Rewrite the material from its start through the line containing "- scroll-thumb[interactable]: [748, 380, 761, 412]" as a Markdown table with the columns "Row" and "Entry", numbering each row and leaving out blank lines.

-*-

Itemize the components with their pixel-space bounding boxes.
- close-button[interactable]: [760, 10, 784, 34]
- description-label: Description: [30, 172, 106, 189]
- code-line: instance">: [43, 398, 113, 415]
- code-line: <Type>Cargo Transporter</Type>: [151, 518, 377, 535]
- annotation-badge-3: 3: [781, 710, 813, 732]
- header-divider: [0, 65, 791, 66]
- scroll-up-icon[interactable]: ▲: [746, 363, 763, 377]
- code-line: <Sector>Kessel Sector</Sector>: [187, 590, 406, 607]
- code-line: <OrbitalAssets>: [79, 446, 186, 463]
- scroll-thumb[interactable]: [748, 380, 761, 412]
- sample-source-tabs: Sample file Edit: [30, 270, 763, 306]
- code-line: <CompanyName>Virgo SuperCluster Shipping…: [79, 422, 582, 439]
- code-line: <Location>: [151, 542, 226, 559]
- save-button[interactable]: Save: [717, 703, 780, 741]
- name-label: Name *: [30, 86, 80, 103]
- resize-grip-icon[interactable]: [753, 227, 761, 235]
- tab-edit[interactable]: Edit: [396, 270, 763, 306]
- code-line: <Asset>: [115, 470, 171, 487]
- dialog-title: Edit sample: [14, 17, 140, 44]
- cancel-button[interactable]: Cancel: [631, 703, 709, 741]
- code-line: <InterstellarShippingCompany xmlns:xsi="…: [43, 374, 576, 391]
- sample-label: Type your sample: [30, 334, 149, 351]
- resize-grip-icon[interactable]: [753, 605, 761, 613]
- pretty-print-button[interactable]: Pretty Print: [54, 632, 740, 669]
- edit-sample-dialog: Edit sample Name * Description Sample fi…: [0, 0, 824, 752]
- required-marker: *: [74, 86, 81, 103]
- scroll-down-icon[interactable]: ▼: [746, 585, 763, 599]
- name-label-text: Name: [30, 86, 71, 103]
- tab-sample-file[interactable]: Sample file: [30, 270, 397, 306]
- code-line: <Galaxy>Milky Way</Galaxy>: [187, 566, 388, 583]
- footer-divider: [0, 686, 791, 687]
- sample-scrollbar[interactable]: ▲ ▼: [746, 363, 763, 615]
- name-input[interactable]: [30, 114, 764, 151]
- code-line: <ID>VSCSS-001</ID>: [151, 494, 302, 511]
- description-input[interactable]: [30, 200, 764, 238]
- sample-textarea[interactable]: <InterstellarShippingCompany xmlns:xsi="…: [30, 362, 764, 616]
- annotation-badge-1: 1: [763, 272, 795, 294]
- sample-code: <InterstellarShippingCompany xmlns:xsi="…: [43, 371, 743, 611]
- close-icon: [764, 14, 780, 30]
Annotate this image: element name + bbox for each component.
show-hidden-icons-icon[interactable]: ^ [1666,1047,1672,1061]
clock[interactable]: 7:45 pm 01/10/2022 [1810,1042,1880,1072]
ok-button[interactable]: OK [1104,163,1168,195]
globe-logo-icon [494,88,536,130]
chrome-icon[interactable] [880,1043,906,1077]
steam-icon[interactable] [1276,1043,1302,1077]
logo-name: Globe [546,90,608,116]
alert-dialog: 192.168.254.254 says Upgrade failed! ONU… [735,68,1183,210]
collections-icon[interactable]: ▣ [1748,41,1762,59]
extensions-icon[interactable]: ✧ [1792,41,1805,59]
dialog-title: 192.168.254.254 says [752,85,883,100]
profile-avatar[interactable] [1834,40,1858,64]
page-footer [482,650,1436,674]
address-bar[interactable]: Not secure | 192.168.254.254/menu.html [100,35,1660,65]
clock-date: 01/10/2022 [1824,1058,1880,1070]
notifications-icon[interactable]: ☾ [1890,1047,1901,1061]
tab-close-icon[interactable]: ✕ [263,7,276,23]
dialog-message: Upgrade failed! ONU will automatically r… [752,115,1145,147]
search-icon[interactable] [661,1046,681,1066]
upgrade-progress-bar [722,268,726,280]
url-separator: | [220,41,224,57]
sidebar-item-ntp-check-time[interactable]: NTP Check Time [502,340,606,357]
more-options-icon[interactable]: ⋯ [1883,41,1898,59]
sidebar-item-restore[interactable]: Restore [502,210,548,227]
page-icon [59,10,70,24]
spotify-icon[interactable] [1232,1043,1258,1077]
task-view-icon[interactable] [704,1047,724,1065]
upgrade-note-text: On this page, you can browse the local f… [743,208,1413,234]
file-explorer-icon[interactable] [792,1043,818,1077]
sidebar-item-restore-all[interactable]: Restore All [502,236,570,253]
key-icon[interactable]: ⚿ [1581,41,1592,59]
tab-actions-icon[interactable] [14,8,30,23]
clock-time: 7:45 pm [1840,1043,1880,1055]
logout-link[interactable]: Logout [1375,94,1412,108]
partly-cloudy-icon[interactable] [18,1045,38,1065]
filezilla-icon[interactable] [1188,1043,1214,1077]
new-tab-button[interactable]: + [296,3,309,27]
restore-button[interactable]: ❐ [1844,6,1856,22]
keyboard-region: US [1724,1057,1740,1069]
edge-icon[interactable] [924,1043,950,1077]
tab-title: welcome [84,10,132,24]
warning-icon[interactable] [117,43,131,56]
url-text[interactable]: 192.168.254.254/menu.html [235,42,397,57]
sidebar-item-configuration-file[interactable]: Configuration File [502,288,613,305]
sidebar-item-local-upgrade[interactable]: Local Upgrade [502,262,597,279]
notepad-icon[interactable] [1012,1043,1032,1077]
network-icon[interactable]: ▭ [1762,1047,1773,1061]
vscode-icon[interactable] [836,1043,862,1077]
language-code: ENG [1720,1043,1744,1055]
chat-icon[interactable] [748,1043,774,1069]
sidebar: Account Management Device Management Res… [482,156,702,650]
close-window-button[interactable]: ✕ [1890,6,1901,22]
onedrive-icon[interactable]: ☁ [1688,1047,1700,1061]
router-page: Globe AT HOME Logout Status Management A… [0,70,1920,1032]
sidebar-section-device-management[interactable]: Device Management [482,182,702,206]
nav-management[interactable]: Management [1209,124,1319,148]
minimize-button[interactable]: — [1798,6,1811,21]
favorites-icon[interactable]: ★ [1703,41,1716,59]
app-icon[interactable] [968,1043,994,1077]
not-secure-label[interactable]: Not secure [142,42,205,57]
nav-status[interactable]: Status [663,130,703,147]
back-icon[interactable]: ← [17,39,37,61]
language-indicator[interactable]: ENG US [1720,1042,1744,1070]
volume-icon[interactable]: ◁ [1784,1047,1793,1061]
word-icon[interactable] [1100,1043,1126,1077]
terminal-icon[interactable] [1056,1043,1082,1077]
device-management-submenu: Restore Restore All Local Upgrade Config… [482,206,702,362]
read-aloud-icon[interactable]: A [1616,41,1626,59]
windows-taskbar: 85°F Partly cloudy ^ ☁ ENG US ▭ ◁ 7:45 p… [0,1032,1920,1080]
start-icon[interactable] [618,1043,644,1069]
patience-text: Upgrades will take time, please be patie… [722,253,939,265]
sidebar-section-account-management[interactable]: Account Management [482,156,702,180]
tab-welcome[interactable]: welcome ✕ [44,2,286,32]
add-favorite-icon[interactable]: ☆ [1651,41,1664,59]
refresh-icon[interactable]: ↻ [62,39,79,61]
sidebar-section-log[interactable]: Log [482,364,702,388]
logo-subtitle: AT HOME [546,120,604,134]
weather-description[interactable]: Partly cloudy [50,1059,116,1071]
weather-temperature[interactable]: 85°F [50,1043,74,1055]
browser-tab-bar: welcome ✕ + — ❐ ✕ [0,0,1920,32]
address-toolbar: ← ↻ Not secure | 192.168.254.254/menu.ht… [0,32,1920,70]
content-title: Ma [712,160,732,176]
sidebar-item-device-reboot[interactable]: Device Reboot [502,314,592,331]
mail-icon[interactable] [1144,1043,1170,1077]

-*-

** Result **
| Row | Entry |
|---|---|
| 1 | Itemize the components with their pixel-space bounding boxes. |
| 2 | - close-button[interactable]: [760, 10, 784, 34] |
| 3 | - description-label: Description: [30, 172, 106, 189] |
| 4 | - code-line: instance">: [43, 398, 113, 415] |
| 5 | - code-line: <Type>Cargo Transporter</Type>: [151, 518, 377, 535] |
| 6 | - annotation-badge-3: 3: [781, 710, 813, 732] |
| 7 | - header-divider: [0, 65, 791, 66] |
| 8 | - scroll-up-icon[interactable]: ▲: [746, 363, 763, 377] |
| 9 | - code-line: <Sector>Kessel Sector</Sector>: [187, 590, 406, 607] |
| 10 | - code-line: <OrbitalAssets>: [79, 446, 186, 463] |
| 11 | - scroll-thumb[interactable]: [748, 380, 761, 412] |